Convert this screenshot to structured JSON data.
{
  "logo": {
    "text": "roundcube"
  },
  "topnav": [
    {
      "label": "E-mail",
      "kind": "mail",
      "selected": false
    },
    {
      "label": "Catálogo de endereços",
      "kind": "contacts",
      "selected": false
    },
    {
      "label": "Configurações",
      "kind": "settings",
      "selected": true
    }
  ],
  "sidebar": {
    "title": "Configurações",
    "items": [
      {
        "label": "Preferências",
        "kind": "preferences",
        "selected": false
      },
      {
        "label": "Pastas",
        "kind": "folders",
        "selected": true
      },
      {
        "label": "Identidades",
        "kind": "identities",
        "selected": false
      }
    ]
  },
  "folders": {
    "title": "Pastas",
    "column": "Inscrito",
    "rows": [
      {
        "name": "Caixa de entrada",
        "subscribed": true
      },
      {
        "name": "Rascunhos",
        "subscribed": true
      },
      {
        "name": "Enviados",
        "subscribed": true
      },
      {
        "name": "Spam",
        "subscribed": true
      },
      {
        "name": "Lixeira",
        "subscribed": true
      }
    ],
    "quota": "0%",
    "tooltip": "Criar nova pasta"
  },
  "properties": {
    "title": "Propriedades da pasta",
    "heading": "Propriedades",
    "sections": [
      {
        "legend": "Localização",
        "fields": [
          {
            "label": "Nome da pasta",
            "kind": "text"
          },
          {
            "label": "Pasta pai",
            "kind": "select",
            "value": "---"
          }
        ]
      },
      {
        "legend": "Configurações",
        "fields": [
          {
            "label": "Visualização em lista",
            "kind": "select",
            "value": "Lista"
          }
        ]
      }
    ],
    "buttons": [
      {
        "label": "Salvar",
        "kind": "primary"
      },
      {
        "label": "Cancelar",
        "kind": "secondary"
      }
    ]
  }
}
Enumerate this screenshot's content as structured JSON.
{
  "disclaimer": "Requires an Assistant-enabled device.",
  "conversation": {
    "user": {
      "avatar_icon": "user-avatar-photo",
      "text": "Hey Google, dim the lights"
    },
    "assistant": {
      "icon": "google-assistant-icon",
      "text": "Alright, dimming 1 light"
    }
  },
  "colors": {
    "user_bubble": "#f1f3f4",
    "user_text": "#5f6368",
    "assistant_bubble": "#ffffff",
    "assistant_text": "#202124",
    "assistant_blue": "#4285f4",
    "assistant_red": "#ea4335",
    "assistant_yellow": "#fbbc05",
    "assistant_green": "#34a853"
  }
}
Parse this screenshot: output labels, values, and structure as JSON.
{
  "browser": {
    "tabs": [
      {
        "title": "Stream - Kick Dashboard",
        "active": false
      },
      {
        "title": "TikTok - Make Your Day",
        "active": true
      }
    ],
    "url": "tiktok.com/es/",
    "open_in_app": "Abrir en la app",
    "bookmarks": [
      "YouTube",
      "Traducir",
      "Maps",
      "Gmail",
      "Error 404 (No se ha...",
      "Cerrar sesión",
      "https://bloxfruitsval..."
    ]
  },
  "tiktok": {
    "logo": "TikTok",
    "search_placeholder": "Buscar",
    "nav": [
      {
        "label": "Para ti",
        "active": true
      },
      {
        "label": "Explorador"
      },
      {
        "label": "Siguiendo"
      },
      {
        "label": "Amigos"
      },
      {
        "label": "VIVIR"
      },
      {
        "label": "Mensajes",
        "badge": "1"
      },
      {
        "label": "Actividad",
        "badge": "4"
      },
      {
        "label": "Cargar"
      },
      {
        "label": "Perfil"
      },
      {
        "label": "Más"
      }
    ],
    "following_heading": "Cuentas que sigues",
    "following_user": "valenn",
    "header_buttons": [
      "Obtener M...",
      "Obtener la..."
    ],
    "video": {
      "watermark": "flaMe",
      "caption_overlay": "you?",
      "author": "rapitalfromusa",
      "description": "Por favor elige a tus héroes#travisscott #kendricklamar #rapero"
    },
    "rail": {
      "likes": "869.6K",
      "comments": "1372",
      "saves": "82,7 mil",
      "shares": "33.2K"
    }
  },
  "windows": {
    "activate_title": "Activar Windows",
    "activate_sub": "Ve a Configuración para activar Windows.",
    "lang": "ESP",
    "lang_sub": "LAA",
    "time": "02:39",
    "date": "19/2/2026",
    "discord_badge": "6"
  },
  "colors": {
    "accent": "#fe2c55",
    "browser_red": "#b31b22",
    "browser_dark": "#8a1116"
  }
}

**The exercise:**
Using the material above, gather every line that includes "Configurações".

**Reply:**
      "label": "Configurações",
    "title": "Configurações",
        "legend": "Configurações",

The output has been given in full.